:: DATA FOR PROCESSING ::
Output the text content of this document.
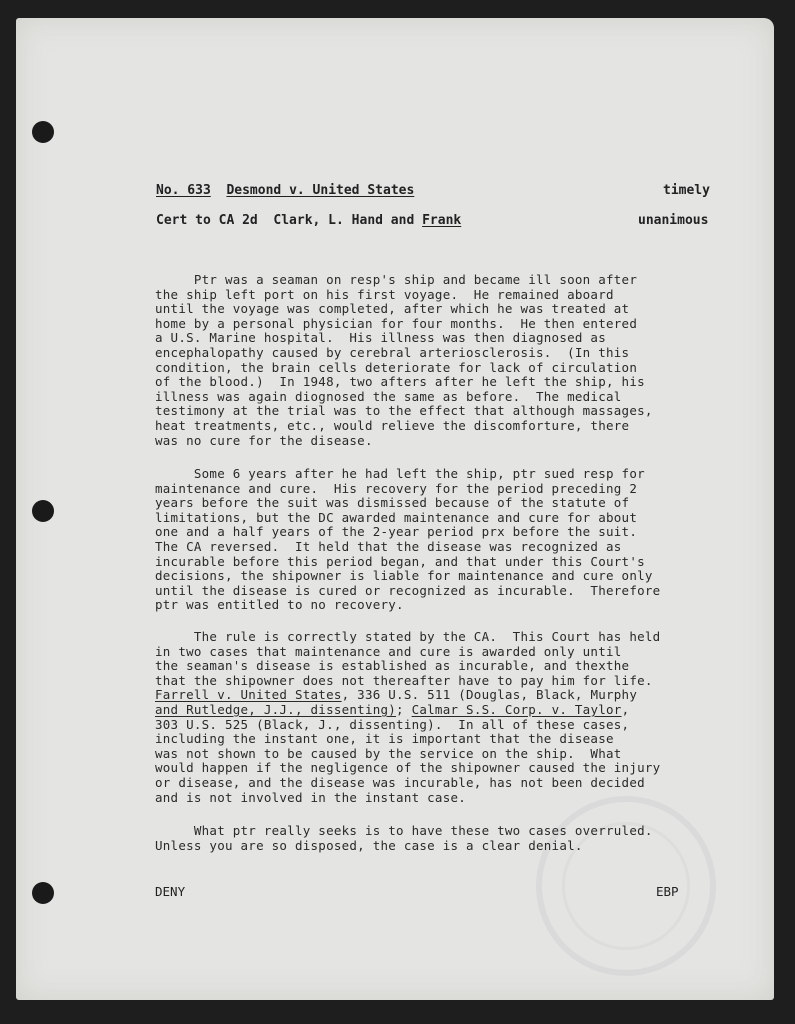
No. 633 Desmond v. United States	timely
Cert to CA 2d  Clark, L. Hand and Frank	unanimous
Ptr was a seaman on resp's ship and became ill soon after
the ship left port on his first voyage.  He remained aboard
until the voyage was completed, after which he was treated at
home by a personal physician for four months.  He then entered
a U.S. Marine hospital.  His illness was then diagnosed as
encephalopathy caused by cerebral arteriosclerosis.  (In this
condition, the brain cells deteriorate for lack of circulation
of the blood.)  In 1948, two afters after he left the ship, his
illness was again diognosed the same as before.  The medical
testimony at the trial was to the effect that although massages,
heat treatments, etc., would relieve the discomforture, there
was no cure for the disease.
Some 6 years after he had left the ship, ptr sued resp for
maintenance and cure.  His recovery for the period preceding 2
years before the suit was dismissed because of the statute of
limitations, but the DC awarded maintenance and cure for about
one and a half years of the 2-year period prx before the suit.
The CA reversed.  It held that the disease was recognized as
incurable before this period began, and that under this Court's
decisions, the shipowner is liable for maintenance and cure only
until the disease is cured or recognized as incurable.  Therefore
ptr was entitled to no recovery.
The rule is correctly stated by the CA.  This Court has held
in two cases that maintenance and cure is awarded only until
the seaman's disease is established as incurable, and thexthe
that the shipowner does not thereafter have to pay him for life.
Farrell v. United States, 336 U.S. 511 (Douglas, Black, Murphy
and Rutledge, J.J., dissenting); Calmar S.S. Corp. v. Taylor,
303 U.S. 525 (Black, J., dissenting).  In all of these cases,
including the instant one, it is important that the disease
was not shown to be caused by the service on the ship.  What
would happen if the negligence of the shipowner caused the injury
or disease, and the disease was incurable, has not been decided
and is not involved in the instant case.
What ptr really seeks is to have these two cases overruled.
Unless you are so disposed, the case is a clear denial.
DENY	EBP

---

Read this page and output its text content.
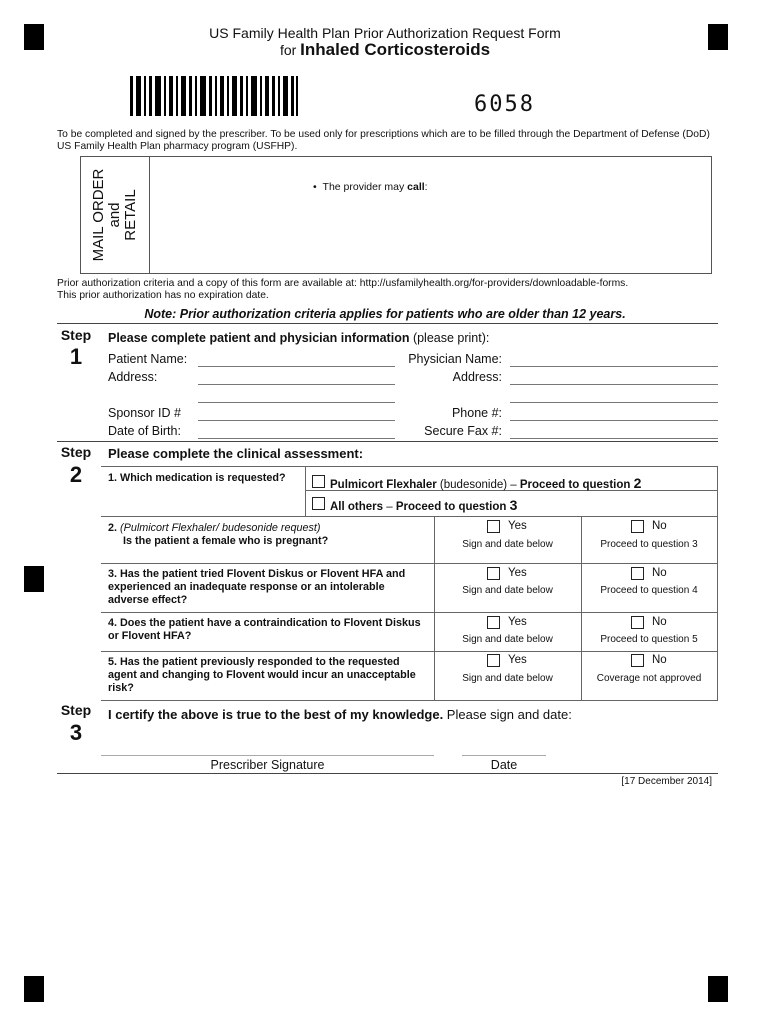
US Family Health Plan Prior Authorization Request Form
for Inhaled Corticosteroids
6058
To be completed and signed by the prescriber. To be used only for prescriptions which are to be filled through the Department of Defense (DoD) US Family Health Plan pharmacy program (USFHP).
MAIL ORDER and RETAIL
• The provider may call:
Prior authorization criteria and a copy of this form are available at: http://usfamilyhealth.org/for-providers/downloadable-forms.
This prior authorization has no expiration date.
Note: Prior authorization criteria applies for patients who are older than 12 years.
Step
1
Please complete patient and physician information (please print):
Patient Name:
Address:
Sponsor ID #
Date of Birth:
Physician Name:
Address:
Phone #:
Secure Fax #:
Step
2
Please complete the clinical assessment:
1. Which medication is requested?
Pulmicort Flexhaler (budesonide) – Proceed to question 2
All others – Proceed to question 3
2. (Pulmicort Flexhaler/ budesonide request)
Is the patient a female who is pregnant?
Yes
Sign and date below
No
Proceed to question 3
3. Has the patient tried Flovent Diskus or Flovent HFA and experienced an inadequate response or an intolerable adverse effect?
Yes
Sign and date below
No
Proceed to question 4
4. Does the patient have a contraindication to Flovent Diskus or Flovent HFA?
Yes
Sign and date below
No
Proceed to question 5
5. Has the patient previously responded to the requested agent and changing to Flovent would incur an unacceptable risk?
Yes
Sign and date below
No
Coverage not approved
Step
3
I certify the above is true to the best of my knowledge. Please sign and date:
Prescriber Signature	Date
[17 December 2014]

:: EXERCISE DESCRIPTION ::
Could you state how many lines in the data hold the word "Court"? Only the number should be given.

:: WRITTEN SOLUTION ::
2